Problem description: Reproduce every line of the material below, but drop the pictures.

____ Input

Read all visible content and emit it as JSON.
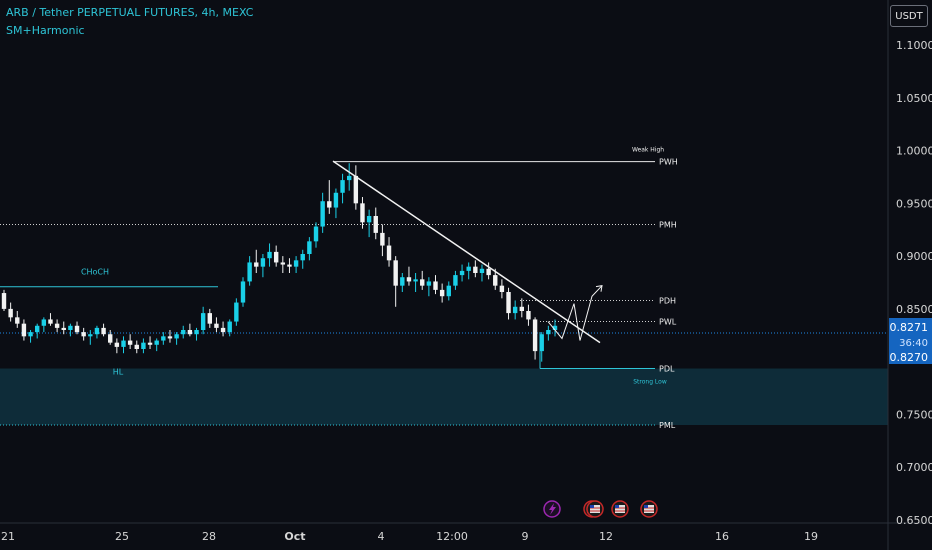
{
  "header": {
    "title": "ARB / Tether PERPETUAL FUTURES, 4h, MEXC",
    "indicator": "SM+Harmonic"
  },
  "currency_button": "USDT",
  "colors": {
    "background": "#0b0d14",
    "accent": "#2ec4d6",
    "candle_up": "#1ad0e8",
    "candle_down": "#f2f2f2",
    "price_tag": "#1565c0",
    "event_red": "#c62828",
    "event_purple": "#9c27b0"
  },
  "chart_data": {
    "type": "candlestick",
    "y_axis": {
      "ylim": [
        0.615,
        1.175
      ],
      "ticks": [
        "1.1000",
        "1.0500",
        "1.0000",
        "0.9500",
        "0.9000",
        "0.8500",
        "0.8000",
        "0.7500",
        "0.7000",
        "0.6500"
      ]
    },
    "x_axis": {
      "ticks": [
        "21",
        "25",
        "28",
        "Oct",
        "4",
        "12:00",
        "9",
        "12",
        "16",
        "19"
      ]
    },
    "candles_ohlc": [
      [
        0.865,
        0.868,
        0.848,
        0.85
      ],
      [
        0.85,
        0.856,
        0.838,
        0.842
      ],
      [
        0.842,
        0.848,
        0.832,
        0.836
      ],
      [
        0.836,
        0.84,
        0.82,
        0.824
      ],
      [
        0.824,
        0.83,
        0.818,
        0.828
      ],
      [
        0.828,
        0.836,
        0.822,
        0.834
      ],
      [
        0.834,
        0.842,
        0.828,
        0.84
      ],
      [
        0.84,
        0.846,
        0.834,
        0.836
      ],
      [
        0.836,
        0.84,
        0.828,
        0.832
      ],
      [
        0.832,
        0.838,
        0.826,
        0.83
      ],
      [
        0.83,
        0.836,
        0.824,
        0.834
      ],
      [
        0.834,
        0.838,
        0.826,
        0.828
      ],
      [
        0.828,
        0.832,
        0.82,
        0.824
      ],
      [
        0.824,
        0.83,
        0.816,
        0.826
      ],
      [
        0.826,
        0.834,
        0.822,
        0.832
      ],
      [
        0.832,
        0.836,
        0.824,
        0.826
      ],
      [
        0.826,
        0.83,
        0.816,
        0.818
      ],
      [
        0.818,
        0.822,
        0.808,
        0.814
      ],
      [
        0.814,
        0.824,
        0.808,
        0.82
      ],
      [
        0.82,
        0.826,
        0.812,
        0.816
      ],
      [
        0.816,
        0.82,
        0.808,
        0.812
      ],
      [
        0.812,
        0.822,
        0.808,
        0.818
      ],
      [
        0.818,
        0.824,
        0.812,
        0.816
      ],
      [
        0.816,
        0.822,
        0.81,
        0.82
      ],
      [
        0.82,
        0.828,
        0.816,
        0.824
      ],
      [
        0.824,
        0.83,
        0.818,
        0.822
      ],
      [
        0.822,
        0.828,
        0.816,
        0.826
      ],
      [
        0.826,
        0.834,
        0.822,
        0.83
      ],
      [
        0.83,
        0.836,
        0.824,
        0.826
      ],
      [
        0.826,
        0.832,
        0.82,
        0.83
      ],
      [
        0.83,
        0.852,
        0.826,
        0.846
      ],
      [
        0.846,
        0.85,
        0.832,
        0.836
      ],
      [
        0.836,
        0.842,
        0.828,
        0.832
      ],
      [
        0.832,
        0.838,
        0.824,
        0.828
      ],
      [
        0.828,
        0.84,
        0.824,
        0.838
      ],
      [
        0.838,
        0.86,
        0.834,
        0.856
      ],
      [
        0.856,
        0.88,
        0.852,
        0.876
      ],
      [
        0.876,
        0.9,
        0.872,
        0.894
      ],
      [
        0.894,
        0.906,
        0.884,
        0.89
      ],
      [
        0.89,
        0.902,
        0.88,
        0.898
      ],
      [
        0.898,
        0.912,
        0.89,
        0.904
      ],
      [
        0.904,
        0.91,
        0.89,
        0.894
      ],
      [
        0.894,
        0.9,
        0.884,
        0.892
      ],
      [
        0.892,
        0.898,
        0.884,
        0.89
      ],
      [
        0.89,
        0.9,
        0.884,
        0.896
      ],
      [
        0.896,
        0.906,
        0.888,
        0.902
      ],
      [
        0.902,
        0.918,
        0.896,
        0.914
      ],
      [
        0.914,
        0.932,
        0.908,
        0.928
      ],
      [
        0.928,
        0.96,
        0.922,
        0.952
      ],
      [
        0.952,
        0.972,
        0.94,
        0.946
      ],
      [
        0.946,
        0.964,
        0.936,
        0.96
      ],
      [
        0.96,
        0.978,
        0.95,
        0.972
      ],
      [
        0.972,
        0.988,
        0.962,
        0.976
      ],
      [
        0.976,
        0.986,
        0.944,
        0.95
      ],
      [
        0.95,
        0.956,
        0.926,
        0.932
      ],
      [
        0.932,
        0.944,
        0.918,
        0.938
      ],
      [
        0.938,
        0.946,
        0.916,
        0.922
      ],
      [
        0.922,
        0.93,
        0.9,
        0.91
      ],
      [
        0.91,
        0.918,
        0.89,
        0.896
      ],
      [
        0.896,
        0.9,
        0.852,
        0.872
      ],
      [
        0.872,
        0.884,
        0.866,
        0.88
      ],
      [
        0.88,
        0.89,
        0.872,
        0.876
      ],
      [
        0.876,
        0.884,
        0.866,
        0.878
      ],
      [
        0.878,
        0.886,
        0.868,
        0.872
      ],
      [
        0.872,
        0.88,
        0.862,
        0.876
      ],
      [
        0.876,
        0.882,
        0.864,
        0.868
      ],
      [
        0.868,
        0.874,
        0.856,
        0.862
      ],
      [
        0.862,
        0.876,
        0.858,
        0.872
      ],
      [
        0.872,
        0.886,
        0.868,
        0.882
      ],
      [
        0.882,
        0.892,
        0.876,
        0.886
      ],
      [
        0.886,
        0.894,
        0.878,
        0.89
      ],
      [
        0.89,
        0.896,
        0.88,
        0.884
      ],
      [
        0.884,
        0.892,
        0.876,
        0.888
      ],
      [
        0.888,
        0.894,
        0.878,
        0.882
      ],
      [
        0.882,
        0.888,
        0.868,
        0.872
      ],
      [
        0.872,
        0.878,
        0.86,
        0.866
      ],
      [
        0.866,
        0.87,
        0.84,
        0.846
      ],
      [
        0.846,
        0.858,
        0.84,
        0.852
      ],
      [
        0.852,
        0.86,
        0.842,
        0.848
      ],
      [
        0.848,
        0.854,
        0.834,
        0.84
      ],
      [
        0.84,
        0.842,
        0.802,
        0.81
      ],
      [
        0.81,
        0.828,
        0.8,
        0.826
      ],
      [
        0.826,
        0.834,
        0.82,
        0.83
      ],
      [
        0.83,
        0.84,
        0.824,
        0.834
      ]
    ],
    "price_levels": [
      {
        "label": "PWH",
        "value": 0.9895,
        "style": "solid"
      },
      {
        "label": "PMH",
        "value": 0.93,
        "style": "dotted"
      },
      {
        "label": "PDH",
        "value": 0.858,
        "style": "dotted"
      },
      {
        "label": "PWL",
        "value": 0.838,
        "style": "dotted"
      },
      {
        "label": "PDL",
        "value": 0.7935,
        "style": "solid"
      },
      {
        "label": "PML",
        "value": 0.74,
        "style": "dotted"
      }
    ],
    "annotations": [
      "Weak High",
      "Strong Low",
      "CHoCH",
      "HL"
    ],
    "choch_level": 0.871,
    "current_price": {
      "value": "0.8271",
      "countdown": "36:40",
      "second_value": "0.8270"
    },
    "trendline": {
      "from": 0.99,
      "to": 0.818
    },
    "projection": [
      0.838,
      0.822,
      0.855,
      0.82,
      0.862,
      0.872
    ]
  }
}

________

Solved exercise:
Read all visible content and emit it as JSON.
{
  "header": {
    "title": "ARB / Tether PERPETUAL FUTURES, 4h, MEXC",
    "indicator": "SM+Harmonic"
  },
  "currency_button": "USDT",
  "colors": {
    "background": "#0b0d14",
    "accent": "#2ec4d6",
    "candle_up": "#1ad0e8",
    "candle_down": "#f2f2f2",
    "price_tag": "#1565c0",
    "event_red": "#c62828",
    "event_purple": "#9c27b0"
  },
  "chart_data": {
    "type": "candlestick",
    "y_axis": {
      "ylim": [
        0.615,
        1.175
      ],
      "ticks": [
        "1.1000",
        "1.0500",
        "1.0000",
        "0.9500",
        "0.9000",
        "0.8500",
        "0.8000",
        "0.7500",
        "0.7000",
        "0.6500"
      ]
    },
    "x_axis": {
      "ticks": [
        "21",
        "25",
        "28",
        "Oct",
        "4",
        "12:00",
        "9",
        "12",
        "16",
        "19"
      ]
    },
    "candles_ohlc": [
      [
        0.865,
        0.868,
        0.848,
        0.85
      ],
      [
        0.85,
        0.856,
        0.838,
        0.842
      ],
      [
        0.842,
        0.848,
        0.832,
        0.836
      ],
      [
        0.836,
        0.84,
        0.82,
        0.824
      ],
      [
        0.824,
        0.83,
        0.818,
        0.828
      ],
      [
        0.828,
        0.836,
        0.822,
        0.834
      ],
      [
        0.834,
        0.842,
        0.828,
        0.84
      ],
      [
        0.84,
        0.846,
        0.834,
        0.836
      ],
      [
        0.836,
        0.84,
        0.828,
        0.832
      ],
      [
        0.832,
        0.838,
        0.826,
        0.83
      ],
      [
        0.83,
        0.836,
        0.824,
        0.834
      ],
      [
        0.834,
        0.838,
        0.826,
        0.828
      ],
      [
        0.828,
        0.832,
        0.82,
        0.824
      ],
      [
        0.824,
        0.83,
        0.816,
        0.826
      ],
      [
        0.826,
        0.834,
        0.822,
        0.832
      ],
      [
        0.832,
        0.836,
        0.824,
        0.826
      ],
      [
        0.826,
        0.83,
        0.816,
        0.818
      ],
      [
        0.818,
        0.822,
        0.808,
        0.814
      ],
      [
        0.814,
        0.824,
        0.808,
        0.82
      ],
      [
        0.82,
        0.826,
        0.812,
        0.816
      ],
      [
        0.816,
        0.82,
        0.808,
        0.812
      ],
      [
        0.812,
        0.822,
        0.808,
        0.818
      ],
      [
        0.818,
        0.824,
        0.812,
        0.816
      ],
      [
        0.816,
        0.822,
        0.81,
        0.82
      ],
      [
        0.82,
        0.828,
        0.816,
        0.824
      ],
      [
        0.824,
        0.83,
        0.818,
        0.822
      ],
      [
        0.822,
        0.828,
        0.816,
        0.826
      ],
      [
        0.826,
        0.834,
        0.822,
        0.83
      ],
      [
        0.83,
        0.836,
        0.824,
        0.826
      ],
      [
        0.826,
        0.832,
        0.82,
        0.83
      ],
      [
        0.83,
        0.852,
        0.826,
        0.846
      ],
      [
        0.846,
        0.85,
        0.832,
        0.836
      ],
      [
        0.836,
        0.842,
        0.828,
        0.832
      ],
      [
        0.832,
        0.838,
        0.824,
        0.828
      ],
      [
        0.828,
        0.84,
        0.824,
        0.838
      ],
      [
        0.838,
        0.86,
        0.834,
        0.856
      ],
      [
        0.856,
        0.88,
        0.852,
        0.876
      ],
      [
        0.876,
        0.9,
        0.872,
        0.894
      ],
      [
        0.894,
        0.906,
        0.884,
        0.89
      ],
      [
        0.89,
        0.902,
        0.88,
        0.898
      ],
      [
        0.898,
        0.912,
        0.89,
        0.904
      ],
      [
        0.904,
        0.91,
        0.89,
        0.894
      ],
      [
        0.894,
        0.9,
        0.884,
        0.892
      ],
      [
        0.892,
        0.898,
        0.884,
        0.89
      ],
      [
        0.89,
        0.9,
        0.884,
        0.896
      ],
      [
        0.896,
        0.906,
        0.888,
        0.902
      ],
      [
        0.902,
        0.918,
        0.896,
        0.914
      ],
      [
        0.914,
        0.932,
        0.908,
        0.928
      ],
      [
        0.928,
        0.96,
        0.922,
        0.952
      ],
      [
        0.952,
        0.972,
        0.94,
        0.946
      ],
      [
        0.946,
        0.964,
        0.936,
        0.96
      ],
      [
        0.96,
        0.978,
        0.95,
        0.972
      ],
      [
        0.972,
        0.988,
        0.962,
        0.976
      ],
      [
        0.976,
        0.986,
        0.944,
        0.95
      ],
      [
        0.95,
        0.956,
        0.926,
        0.932
      ],
      [
        0.932,
        0.944,
        0.918,
        0.938
      ],
      [
        0.938,
        0.946,
        0.916,
        0.922
      ],
      [
        0.922,
        0.93,
        0.9,
        0.91
      ],
      [
        0.91,
        0.918,
        0.89,
        0.896
      ],
      [
        0.896,
        0.9,
        0.852,
        0.872
      ],
      [
        0.872,
        0.884,
        0.866,
        0.88
      ],
      [
        0.88,
        0.89,
        0.872,
        0.876
      ],
      [
        0.876,
        0.884,
        0.866,
        0.878
      ],
      [
        0.878,
        0.886,
        0.868,
        0.872
      ],
      [
        0.872,
        0.88,
        0.862,
        0.876
      ],
      [
        0.876,
        0.882,
        0.864,
        0.868
      ],
      [
        0.868,
        0.874,
        0.856,
        0.862
      ],
      [
        0.862,
        0.876,
        0.858,
        0.872
      ],
      [
        0.872,
        0.886,
        0.868,
        0.882
      ],
      [
        0.882,
        0.892,
        0.876,
        0.886
      ],
      [
        0.886,
        0.894,
        0.878,
        0.89
      ],
      [
        0.89,
        0.896,
        0.88,
        0.884
      ],
      [
        0.884,
        0.892,
        0.876,
        0.888
      ],
      [
        0.888,
        0.894,
        0.878,
        0.882
      ],
      [
        0.882,
        0.888,
        0.868,
        0.872
      ],
      [
        0.872,
        0.878,
        0.86,
        0.866
      ],
      [
        0.866,
        0.87,
        0.84,
        0.846
      ],
      [
        0.846,
        0.858,
        0.84,
        0.852
      ],
      [
        0.852,
        0.86,
        0.842,
        0.848
      ],
      [
        0.848,
        0.854,
        0.834,
        0.84
      ],
      [
        0.84,
        0.842,
        0.802,
        0.81
      ],
      [
        0.81,
        0.828,
        0.8,
        0.826
      ],
      [
        0.826,
        0.834,
        0.82,
        0.83
      ],
      [
        0.83,
        0.84,
        0.824,
        0.834
      ]
    ],
    "price_levels": [
      {
        "label": "PWH",
        "value": 0.9895,
        "style": "solid"
      },
      {
        "label": "PMH",
        "value": 0.93,
        "style": "dotted"
      },
      {
        "label": "PDH",
        "value": 0.858,
        "style": "dotted"
      },
      {
        "label": "PWL",
        "value": 0.838,
        "style": "dotted"
      },
      {
        "label": "PDL",
        "value": 0.7935,
        "style": "solid"
      },
      {
        "label": "PML",
        "value": 0.74,
        "style": "dotted"
      }
    ],
    "annotations": [
      "Weak High",
      "Strong Low",
      "CHoCH",
      "HL"
    ],
    "choch_level": 0.871,
    "current_price": {
      "value": "0.8271",
      "countdown": "36:40",
      "second_value": "0.8270"
    },
    "trendline": {
      "from": 0.99,
      "to": 0.818
    },
    "projection": [
      0.838,
      0.822,
      0.855,
      0.82,
      0.862,
      0.872
    ]
  }
}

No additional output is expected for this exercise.